Instructions to follow:
Among the lines below, count those with "Repair". Give the total alone.

--- BEGIN Extracted records ---

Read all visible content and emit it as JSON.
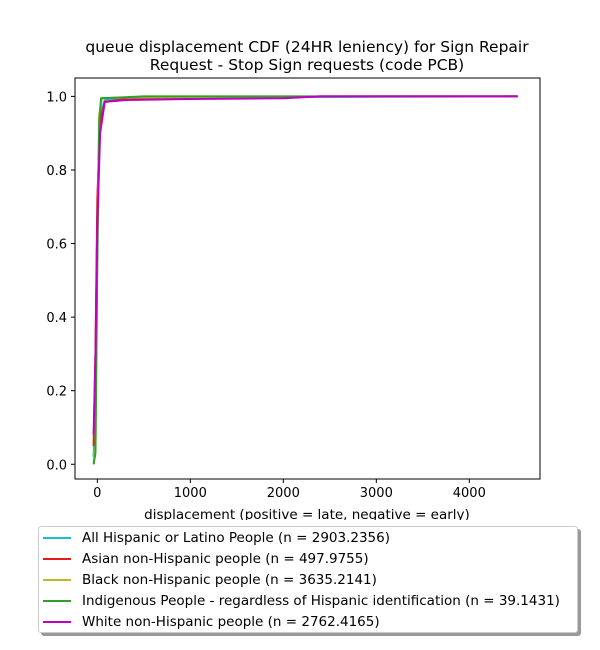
{
  "chart_data": {
    "type": "line",
    "title": "queue displacement CDF (24HR leniency) for Sign Repair Request - Stop Sign  requests (code PCB)",
    "title_lines": [
      "queue displacement CDF (24HR leniency) for Sign Repair",
      "Request - Stop Sign  requests (code PCB)"
    ],
    "xlabel": "displacement (positive = late, negative = early)",
    "ylabel": "",
    "xlim": [
      -240,
      4760
    ],
    "ylim": [
      -0.04,
      1.05
    ],
    "xticks": [
      0,
      1000,
      2000,
      3000,
      4000
    ],
    "yticks": [
      0.0,
      0.2,
      0.4,
      0.6,
      0.8,
      1.0
    ],
    "grid": false,
    "legend_position": "below",
    "series": [
      {
        "name": "All Hispanic or Latino People (n = 2903.2356)",
        "color": "#17becf",
        "points": [
          [
            -40,
            0.02
          ],
          [
            -20,
            0.2
          ],
          [
            0,
            0.7
          ],
          [
            30,
            0.95
          ],
          [
            80,
            0.99
          ],
          [
            300,
            0.995
          ],
          [
            1000,
            0.997
          ],
          [
            2000,
            0.998
          ],
          [
            3000,
            0.999
          ],
          [
            4520,
            1.0
          ]
        ]
      },
      {
        "name": "Asian non-Hispanic people (n = 497.9755)",
        "color": "#e41a1c",
        "points": [
          [
            -40,
            0.05
          ],
          [
            -20,
            0.3
          ],
          [
            0,
            0.72
          ],
          [
            30,
            0.93
          ],
          [
            80,
            0.985
          ],
          [
            300,
            0.993
          ],
          [
            1000,
            0.996
          ],
          [
            2000,
            0.997
          ],
          [
            2400,
            1.0
          ],
          [
            4520,
            1.0
          ]
        ]
      },
      {
        "name": "Black non-Hispanic people (n = 3635.2141)",
        "color": "#bcbd22",
        "points": [
          [
            -40,
            0.0
          ],
          [
            -20,
            0.05
          ],
          [
            0,
            0.6
          ],
          [
            20,
            0.95
          ],
          [
            50,
            0.995
          ],
          [
            300,
            0.997
          ],
          [
            1000,
            0.998
          ],
          [
            2000,
            0.999
          ],
          [
            3000,
            1.0
          ],
          [
            4520,
            1.0
          ]
        ]
      },
      {
        "name": "Indigenous People - regardless of Hispanic identification (n = 39.1431)",
        "color": "#2ca02c",
        "points": [
          [
            -40,
            0.0
          ],
          [
            -20,
            0.03
          ],
          [
            0,
            0.55
          ],
          [
            20,
            0.93
          ],
          [
            40,
            0.995
          ],
          [
            500,
            1.0
          ],
          [
            2000,
            1.0
          ],
          [
            4520,
            1.0
          ]
        ]
      },
      {
        "name": "White non-Hispanic people (n = 2762.4165)",
        "color": "#c000c0",
        "points": [
          [
            -40,
            0.08
          ],
          [
            -20,
            0.3
          ],
          [
            0,
            0.65
          ],
          [
            30,
            0.9
          ],
          [
            80,
            0.985
          ],
          [
            300,
            0.99
          ],
          [
            1000,
            0.993
          ],
          [
            2000,
            0.995
          ],
          [
            2400,
            1.0
          ],
          [
            4520,
            1.0
          ]
        ]
      }
    ]
  }
}
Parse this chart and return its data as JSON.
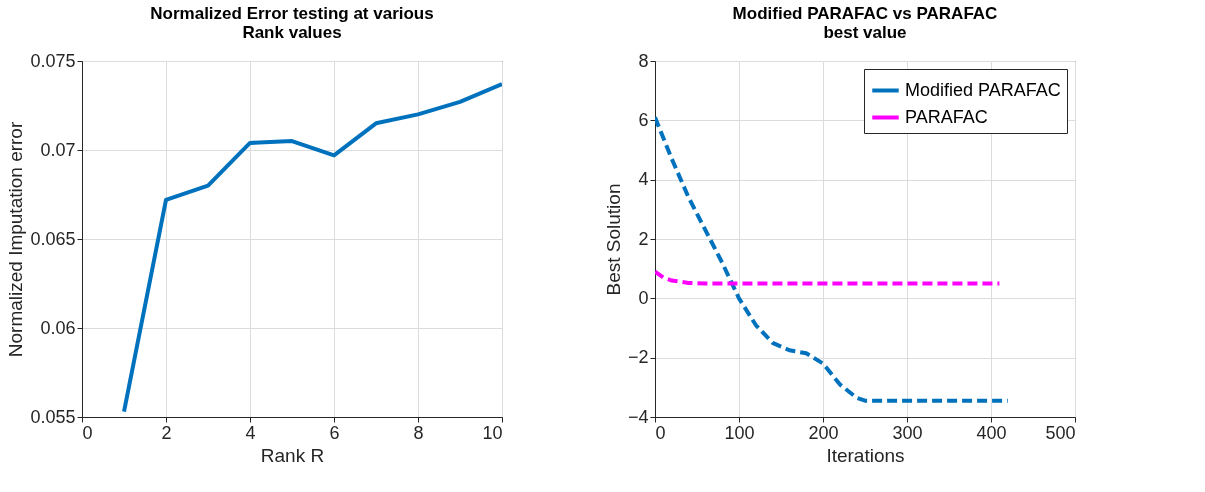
{
  "chart_data": [
    {
      "type": "line",
      "title": "Normalized Error testing at various\nRank values",
      "xlabel": "Rank R",
      "ylabel": "Normalized Imputation error",
      "x": [
        1,
        2,
        3,
        4,
        5,
        6,
        7,
        8,
        9,
        10
      ],
      "series": [
        {
          "color": "#0072bd",
          "values": [
            0.0553,
            0.0672,
            0.068,
            0.0704,
            0.0705,
            0.0697,
            0.0715,
            0.072,
            0.0727,
            0.0737
          ]
        }
      ],
      "xlim": [
        0,
        10
      ],
      "xticks": [
        0,
        2,
        4,
        6,
        8,
        10
      ],
      "ylim": [
        0.055,
        0.075
      ],
      "yticks": [
        0.055,
        {
          "value": 0.06,
          "label": "0.06"
        },
        0.065,
        {
          "value": 0.07,
          "label": "0.07"
        },
        0.075
      ],
      "grid": true
    },
    {
      "type": "line",
      "title": "Modified PARAFAC vs PARAFAC\nbest value",
      "xlabel": "Iterations",
      "ylabel": "Best Solution",
      "series": [
        {
          "name": "Modified PARAFAC",
          "color": "#0072bd",
          "line_style": "dashed",
          "x": [
            0,
            20,
            40,
            60,
            80,
            100,
            120,
            140,
            160,
            180,
            200,
            220,
            240,
            250,
            420
          ],
          "values": [
            6.1,
            4.7,
            3.4,
            2.3,
            1.2,
            0,
            -0.9,
            -1.5,
            -1.75,
            -1.85,
            -2.2,
            -2.9,
            -3.35,
            -3.45,
            -3.45
          ]
        },
        {
          "name": "PARAFAC",
          "color": "#ff00ff",
          "line_style": "dashed",
          "x": [
            0,
            10,
            20,
            40,
            60,
            410
          ],
          "values": [
            0.9,
            0.7,
            0.6,
            0.52,
            0.5,
            0.5
          ]
        }
      ],
      "xlim": [
        0,
        500
      ],
      "xticks": [
        0,
        100,
        200,
        300,
        400,
        500
      ],
      "ylim": [
        -4,
        8
      ],
      "yticks": [
        -4,
        -2,
        0,
        2,
        4,
        6,
        8
      ],
      "grid": true,
      "legend": "top right"
    }
  ]
}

--- END Extracted records ---

Exercise answer:
2